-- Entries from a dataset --

○ ○ ○ ○

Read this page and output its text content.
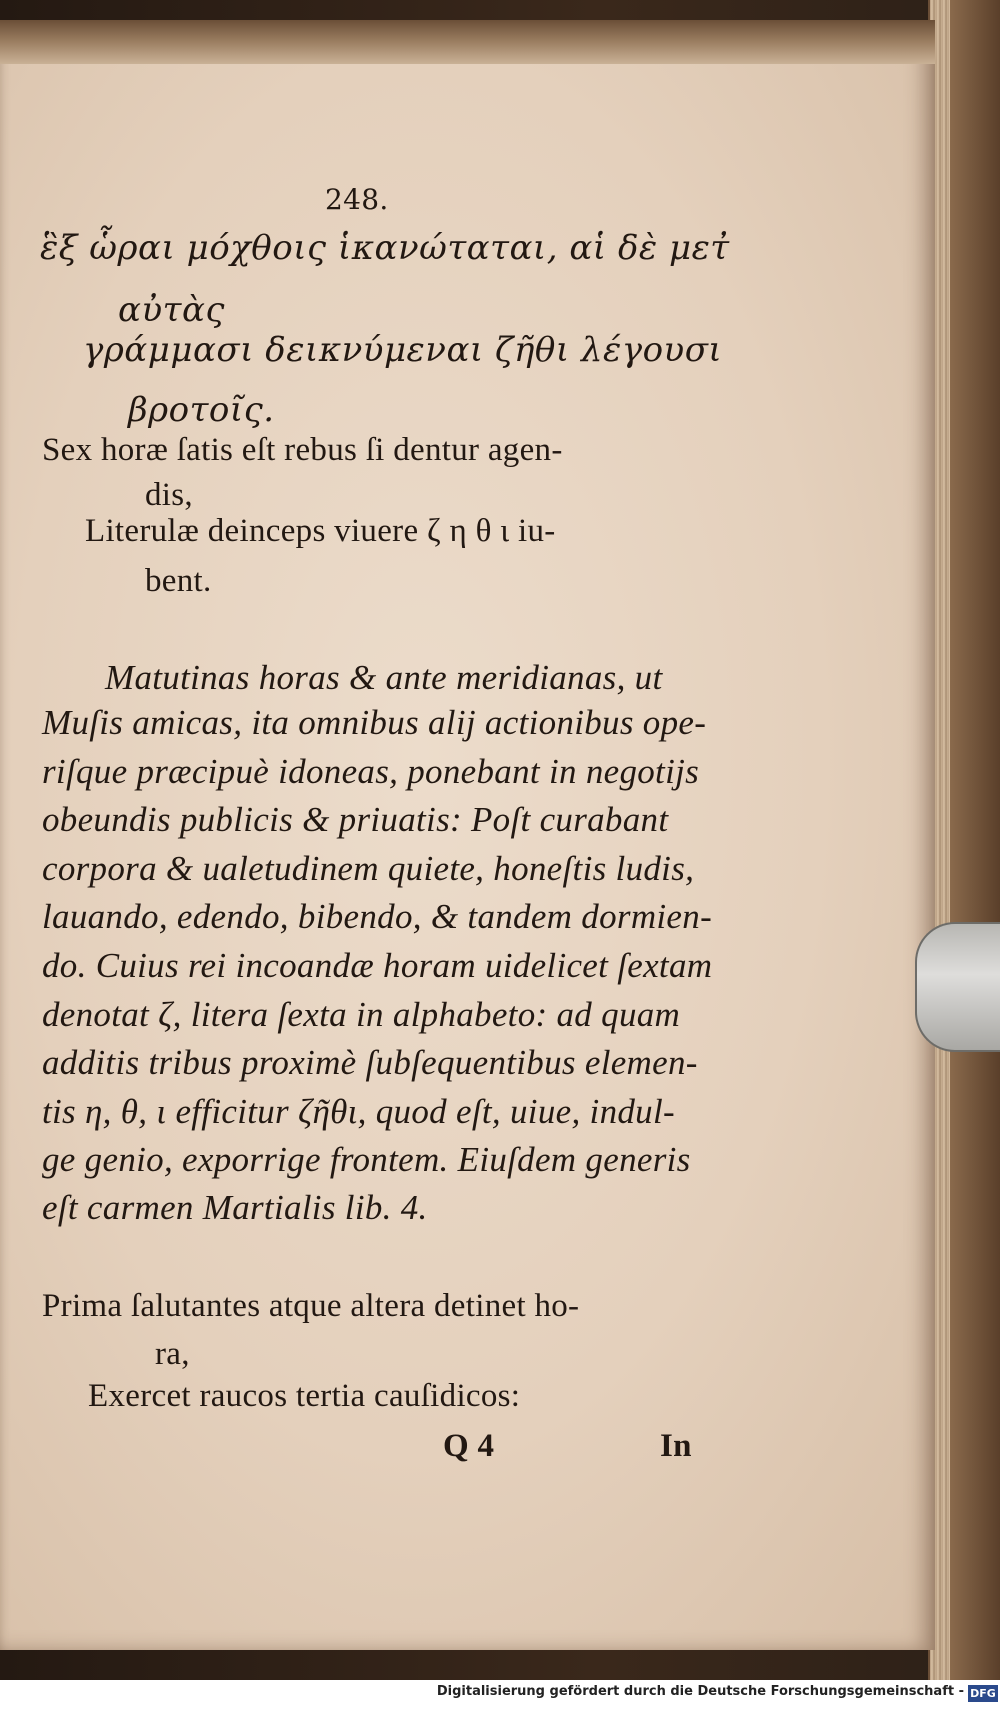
248.
ἓξ ὧραι μόχθοις ἱκανώταται, αἱ δὲ μετ̓
αὐτὰς
γράμμασι δεικνύμεναι ζῆθι λέγουσι
βροτοῖς.
Sex horæ ſatis eſt rebus ſi dentur agen-
dis,
Literulæ deinceps viuere ζ η θ ι iu-
bent.
Matutinas horas & ante meridianas, ut
Muſis amicas, ita omnibus alij actionibus ope-
riſque præcipuè idoneas, ponebant in negotijs
obeundis publicis & priuatis: Poſt curabant
corpora & ualetudinem quiete, honeſtis ludis,
lauando, edendo, bibendo, & tandem dormien-
do. Cuius rei incoandæ horam uidelicet ſextam
denotat ζ, litera ſexta in alphabeto: ad quam
additis tribus proximè ſubſequentibus elemen-
tis η, θ, ι efficitur ζῆθι, quod eſt, uiue, indul-
ge genio, exporrige frontem. Eiuſdem generis
eſt carmen Martialis lib. 4.
Prima ſalutantes atque altera detinet ho-
ra,
Exercet raucos tertia cauſidicos:
Q 4	In
Digitalisierung gefördert durch die Deutsche Forschungsgemeinschaft - DFG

○ ○ ○ ○

-- TASK REQUIREMENTS --
The word "ζῆθι" appears in how many lines of the data? Answer with only the number.

-- PROBLEM SOLUTION --
2